WHAT IS NEEDED - Find and copy each line of the records where the string "medidas" shows up.

PROVIDED RECORDS -

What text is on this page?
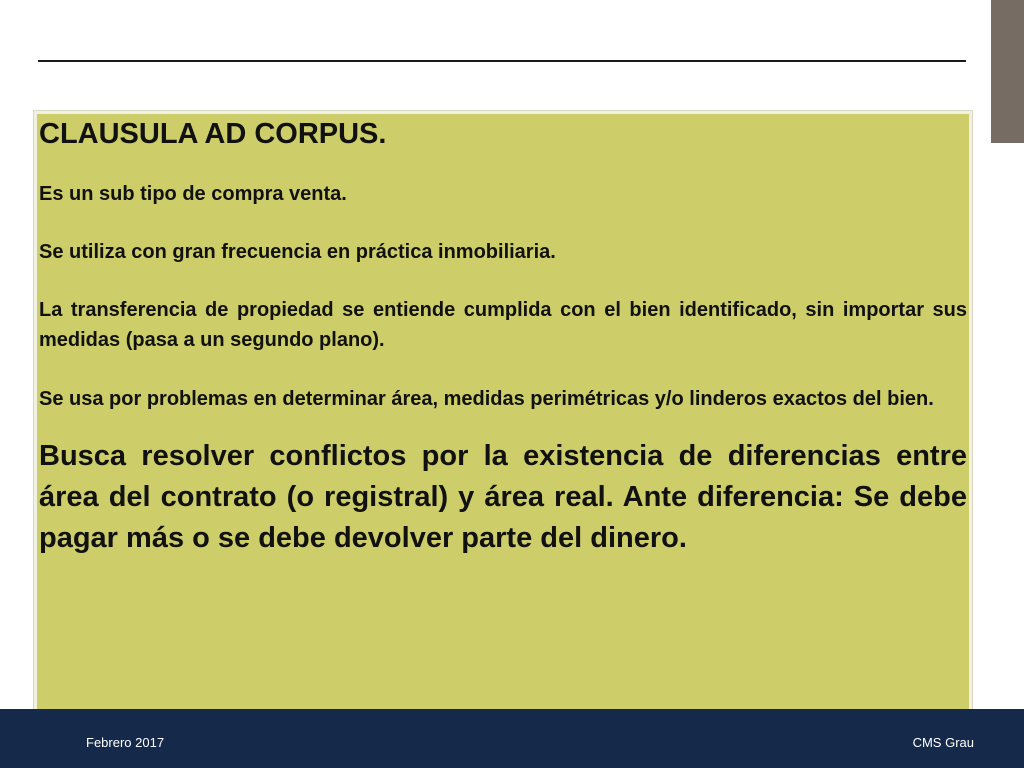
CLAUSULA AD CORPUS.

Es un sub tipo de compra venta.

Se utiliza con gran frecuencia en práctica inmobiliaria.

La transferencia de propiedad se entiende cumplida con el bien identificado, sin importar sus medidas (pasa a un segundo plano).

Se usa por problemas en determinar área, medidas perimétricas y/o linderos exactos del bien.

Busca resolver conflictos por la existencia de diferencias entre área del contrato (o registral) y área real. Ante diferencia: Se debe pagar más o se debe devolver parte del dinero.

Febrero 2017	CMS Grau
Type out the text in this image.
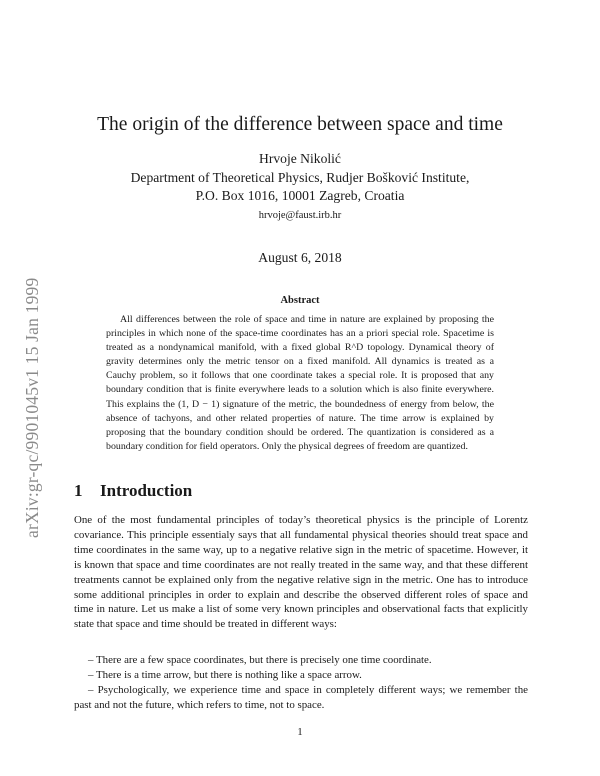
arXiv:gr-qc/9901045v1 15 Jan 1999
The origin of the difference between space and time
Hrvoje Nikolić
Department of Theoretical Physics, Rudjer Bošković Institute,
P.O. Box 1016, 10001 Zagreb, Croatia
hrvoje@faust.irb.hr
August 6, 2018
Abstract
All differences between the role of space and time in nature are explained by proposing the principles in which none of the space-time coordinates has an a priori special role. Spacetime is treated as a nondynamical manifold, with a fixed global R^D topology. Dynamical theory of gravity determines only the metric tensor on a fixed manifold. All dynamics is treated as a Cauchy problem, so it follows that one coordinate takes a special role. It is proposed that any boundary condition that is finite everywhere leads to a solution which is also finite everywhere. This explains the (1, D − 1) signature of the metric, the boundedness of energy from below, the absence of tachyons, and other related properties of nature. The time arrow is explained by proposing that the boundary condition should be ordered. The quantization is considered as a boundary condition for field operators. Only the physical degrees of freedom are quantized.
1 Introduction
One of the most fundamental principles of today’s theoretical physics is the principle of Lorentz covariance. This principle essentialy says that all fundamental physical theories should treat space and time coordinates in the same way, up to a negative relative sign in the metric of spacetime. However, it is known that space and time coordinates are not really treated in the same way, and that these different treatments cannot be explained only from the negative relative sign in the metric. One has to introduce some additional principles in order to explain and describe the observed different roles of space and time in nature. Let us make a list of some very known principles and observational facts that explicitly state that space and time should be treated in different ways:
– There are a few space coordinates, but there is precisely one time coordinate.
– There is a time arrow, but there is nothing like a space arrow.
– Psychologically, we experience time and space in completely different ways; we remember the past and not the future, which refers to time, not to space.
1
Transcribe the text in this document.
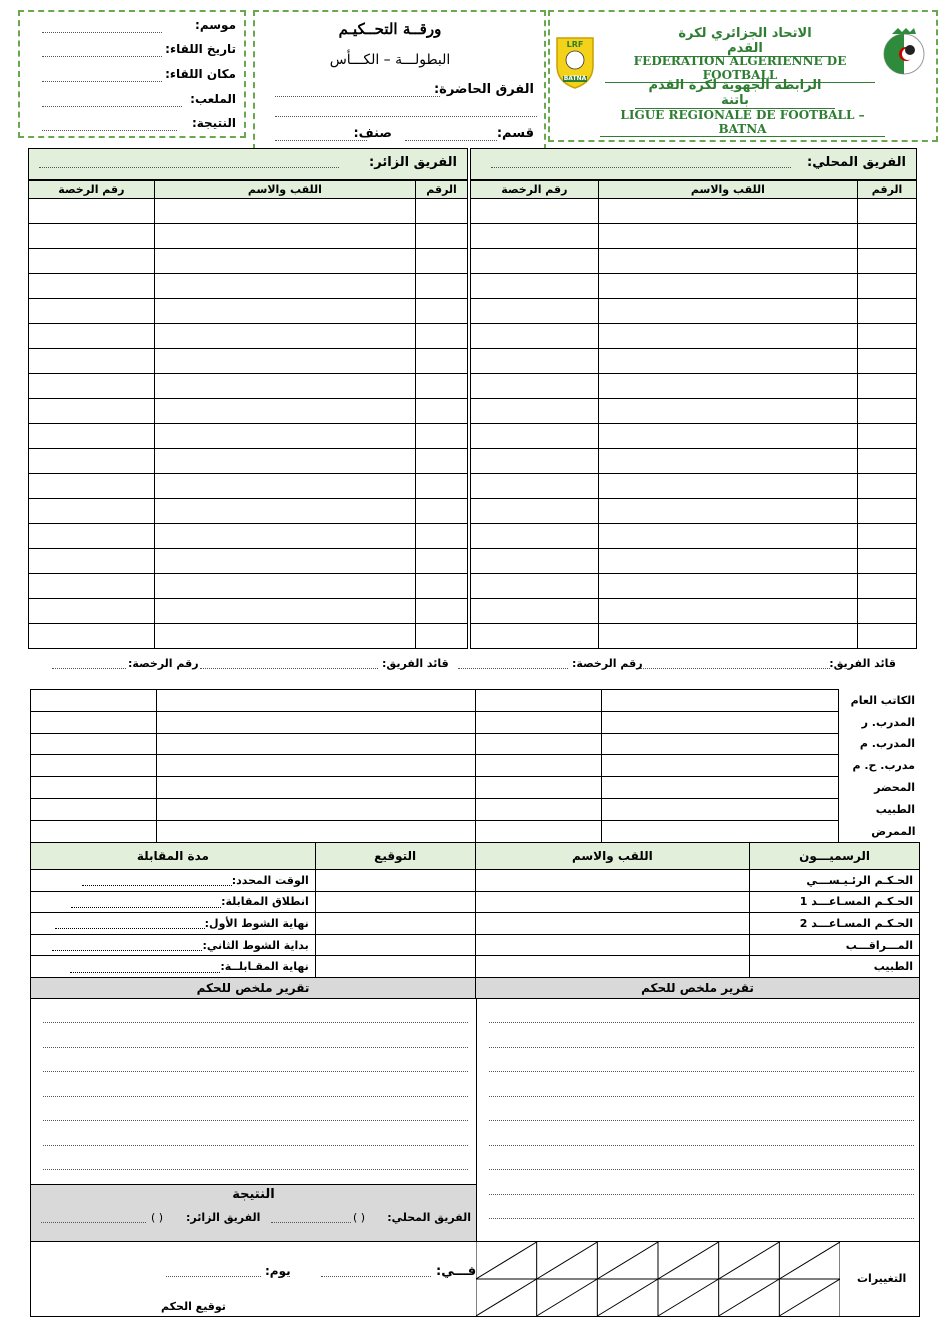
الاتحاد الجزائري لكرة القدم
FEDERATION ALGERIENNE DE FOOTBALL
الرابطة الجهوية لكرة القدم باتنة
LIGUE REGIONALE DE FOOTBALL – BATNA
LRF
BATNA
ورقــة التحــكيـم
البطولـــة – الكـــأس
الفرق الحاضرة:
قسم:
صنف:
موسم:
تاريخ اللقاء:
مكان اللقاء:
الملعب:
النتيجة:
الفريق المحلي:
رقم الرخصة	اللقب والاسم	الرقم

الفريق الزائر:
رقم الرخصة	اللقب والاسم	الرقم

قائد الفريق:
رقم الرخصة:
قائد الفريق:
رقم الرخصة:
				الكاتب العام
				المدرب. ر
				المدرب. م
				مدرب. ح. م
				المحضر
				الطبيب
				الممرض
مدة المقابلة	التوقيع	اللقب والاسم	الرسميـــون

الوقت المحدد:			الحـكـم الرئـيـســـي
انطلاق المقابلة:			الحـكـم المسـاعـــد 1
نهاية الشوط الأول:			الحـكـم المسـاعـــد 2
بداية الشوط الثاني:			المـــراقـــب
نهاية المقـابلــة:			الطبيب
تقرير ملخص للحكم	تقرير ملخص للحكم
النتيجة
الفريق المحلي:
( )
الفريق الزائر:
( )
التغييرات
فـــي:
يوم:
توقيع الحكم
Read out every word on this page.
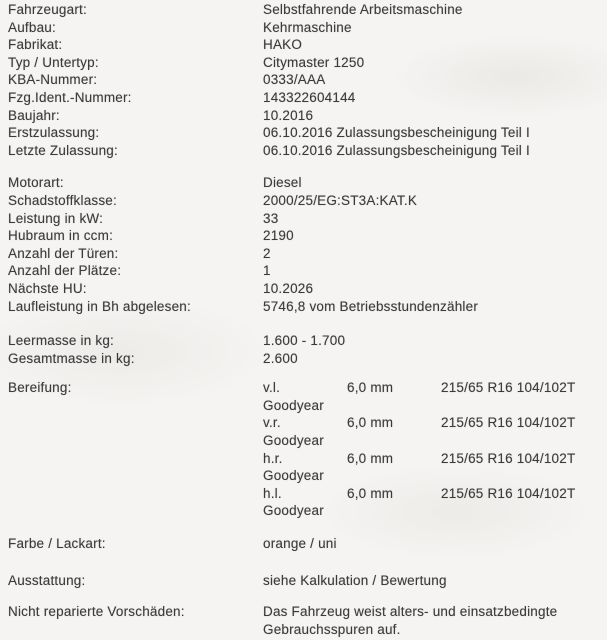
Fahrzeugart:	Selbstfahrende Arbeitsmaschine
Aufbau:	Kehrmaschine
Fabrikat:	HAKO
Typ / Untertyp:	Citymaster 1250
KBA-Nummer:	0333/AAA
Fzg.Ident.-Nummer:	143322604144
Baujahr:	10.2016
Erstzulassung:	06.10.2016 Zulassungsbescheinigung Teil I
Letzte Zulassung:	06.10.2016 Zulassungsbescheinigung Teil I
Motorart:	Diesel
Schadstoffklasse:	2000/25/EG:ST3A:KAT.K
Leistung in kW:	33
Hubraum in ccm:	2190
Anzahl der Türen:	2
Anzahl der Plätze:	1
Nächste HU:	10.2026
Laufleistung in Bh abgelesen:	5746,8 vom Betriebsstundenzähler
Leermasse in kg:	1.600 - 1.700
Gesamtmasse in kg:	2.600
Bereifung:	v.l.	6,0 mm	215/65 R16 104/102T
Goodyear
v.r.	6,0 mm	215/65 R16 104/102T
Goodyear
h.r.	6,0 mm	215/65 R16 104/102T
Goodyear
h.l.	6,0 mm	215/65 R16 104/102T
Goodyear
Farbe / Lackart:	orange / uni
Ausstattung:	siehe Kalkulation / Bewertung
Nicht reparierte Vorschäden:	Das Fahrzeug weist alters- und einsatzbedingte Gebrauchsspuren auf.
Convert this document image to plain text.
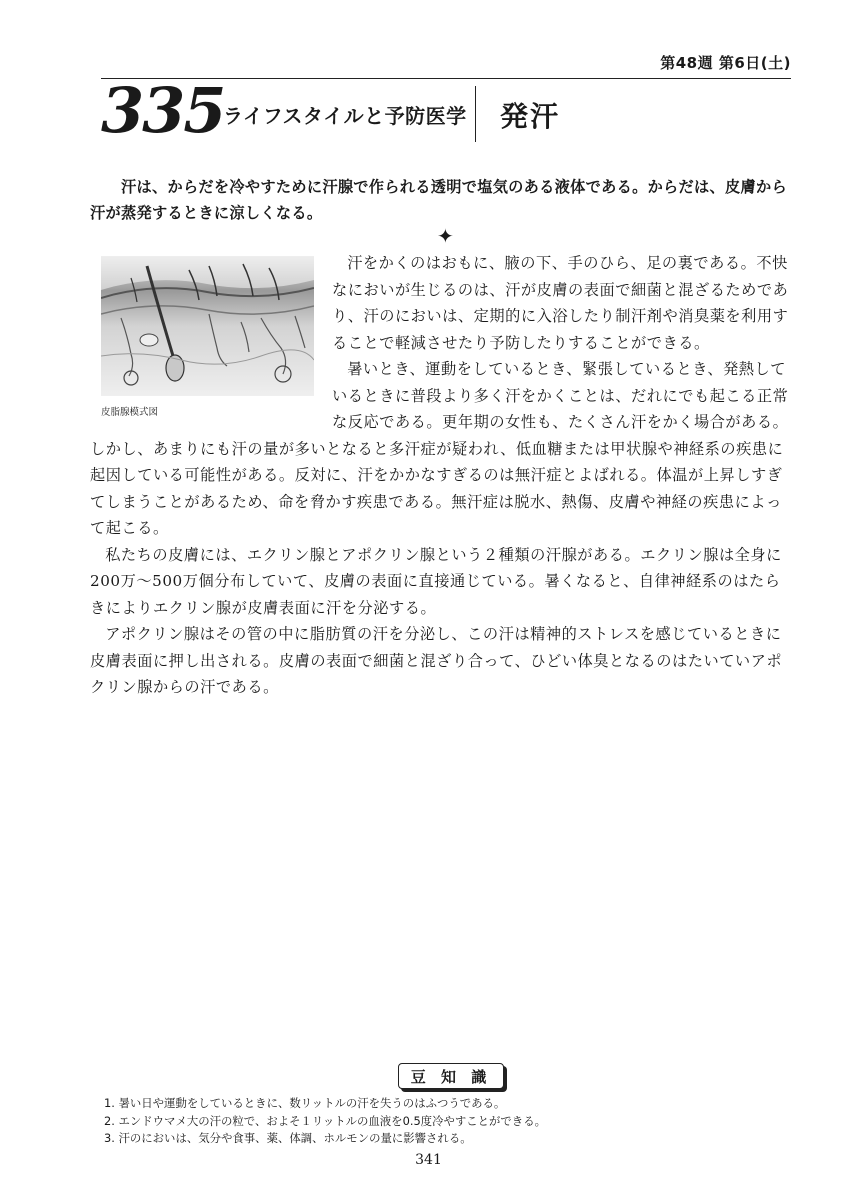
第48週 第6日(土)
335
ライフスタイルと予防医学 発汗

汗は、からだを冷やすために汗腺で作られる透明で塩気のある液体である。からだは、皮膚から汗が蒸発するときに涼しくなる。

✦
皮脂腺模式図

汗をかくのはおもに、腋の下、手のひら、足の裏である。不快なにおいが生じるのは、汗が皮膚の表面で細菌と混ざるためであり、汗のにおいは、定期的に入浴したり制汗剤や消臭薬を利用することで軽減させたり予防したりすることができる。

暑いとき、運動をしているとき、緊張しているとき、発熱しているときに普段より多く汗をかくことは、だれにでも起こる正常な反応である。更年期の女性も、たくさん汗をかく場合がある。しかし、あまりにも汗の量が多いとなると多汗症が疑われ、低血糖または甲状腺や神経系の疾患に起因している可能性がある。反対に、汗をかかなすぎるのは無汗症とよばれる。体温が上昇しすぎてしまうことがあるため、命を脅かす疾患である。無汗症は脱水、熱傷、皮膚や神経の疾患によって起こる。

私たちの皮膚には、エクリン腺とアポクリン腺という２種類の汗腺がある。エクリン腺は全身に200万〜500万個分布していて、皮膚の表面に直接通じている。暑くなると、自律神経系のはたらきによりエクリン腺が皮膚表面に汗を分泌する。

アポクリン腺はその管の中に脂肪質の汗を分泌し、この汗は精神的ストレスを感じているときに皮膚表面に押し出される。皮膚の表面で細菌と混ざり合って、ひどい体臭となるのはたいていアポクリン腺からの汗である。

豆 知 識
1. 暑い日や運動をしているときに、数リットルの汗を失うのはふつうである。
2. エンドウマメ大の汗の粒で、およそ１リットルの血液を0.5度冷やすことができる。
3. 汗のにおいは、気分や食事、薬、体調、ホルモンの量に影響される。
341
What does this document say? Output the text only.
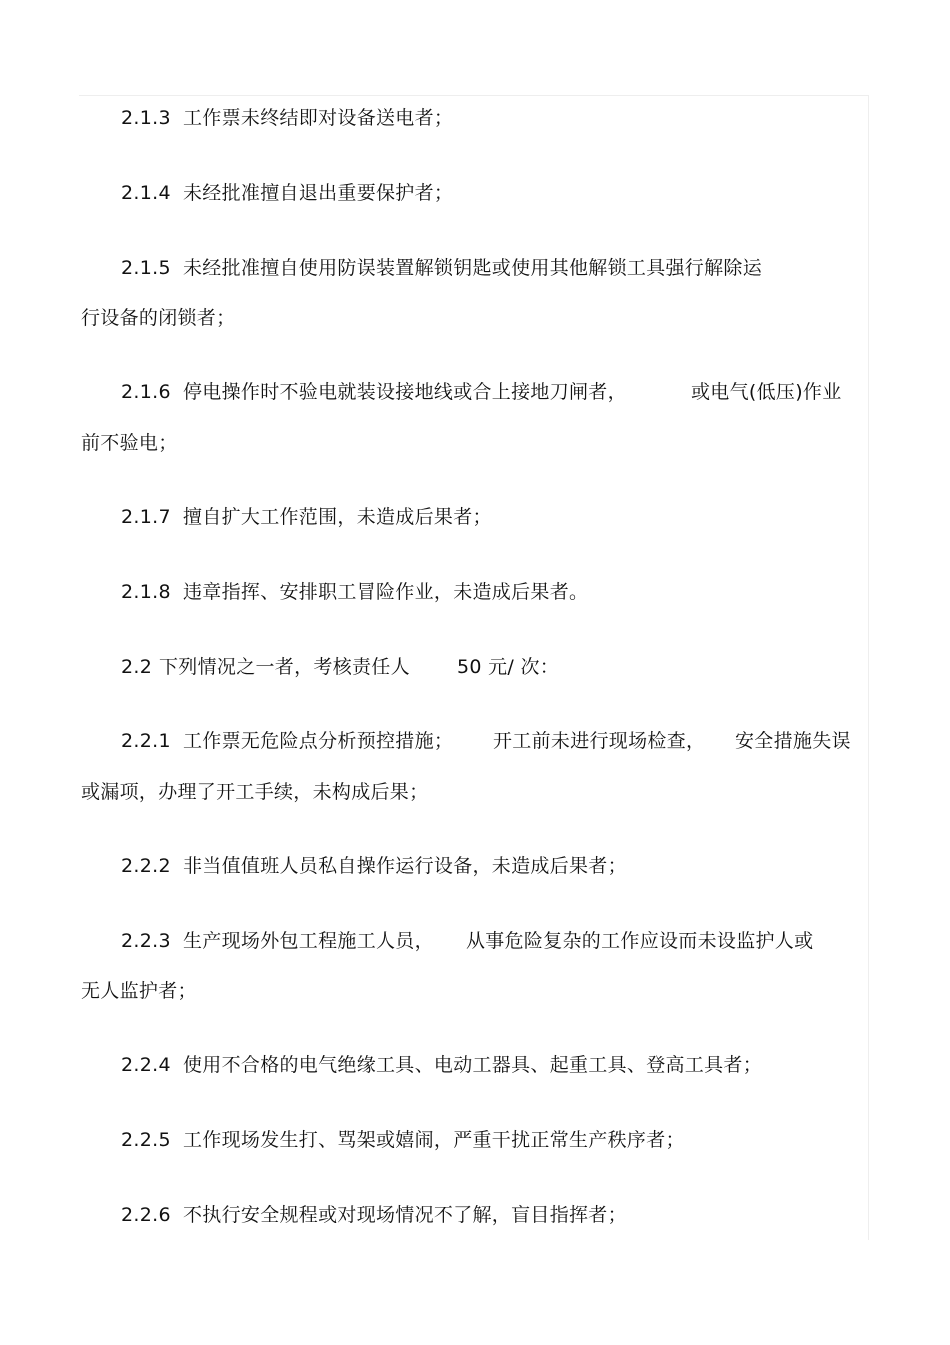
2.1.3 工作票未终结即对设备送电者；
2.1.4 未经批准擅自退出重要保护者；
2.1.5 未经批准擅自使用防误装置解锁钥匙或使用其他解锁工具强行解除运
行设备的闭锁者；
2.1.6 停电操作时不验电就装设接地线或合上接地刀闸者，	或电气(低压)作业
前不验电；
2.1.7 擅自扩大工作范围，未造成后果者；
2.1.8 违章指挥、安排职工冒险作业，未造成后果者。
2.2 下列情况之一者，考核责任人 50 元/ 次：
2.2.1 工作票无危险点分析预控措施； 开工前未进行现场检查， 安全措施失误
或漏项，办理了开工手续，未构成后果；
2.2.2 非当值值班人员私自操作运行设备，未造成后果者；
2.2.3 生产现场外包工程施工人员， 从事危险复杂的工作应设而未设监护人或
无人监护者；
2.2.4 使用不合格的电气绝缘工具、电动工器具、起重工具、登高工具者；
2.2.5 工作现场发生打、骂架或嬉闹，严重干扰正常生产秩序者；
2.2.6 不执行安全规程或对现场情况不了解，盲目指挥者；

ANSWER TO THIS EXERCISE -
La transferencia de propiedad se entiende cumplida con el bien identificado, sin importar sus medidas (pasa a un segundo plano).
Se usa por problemas en determinar área, medidas perimétricas y/o linderos exactos del bien.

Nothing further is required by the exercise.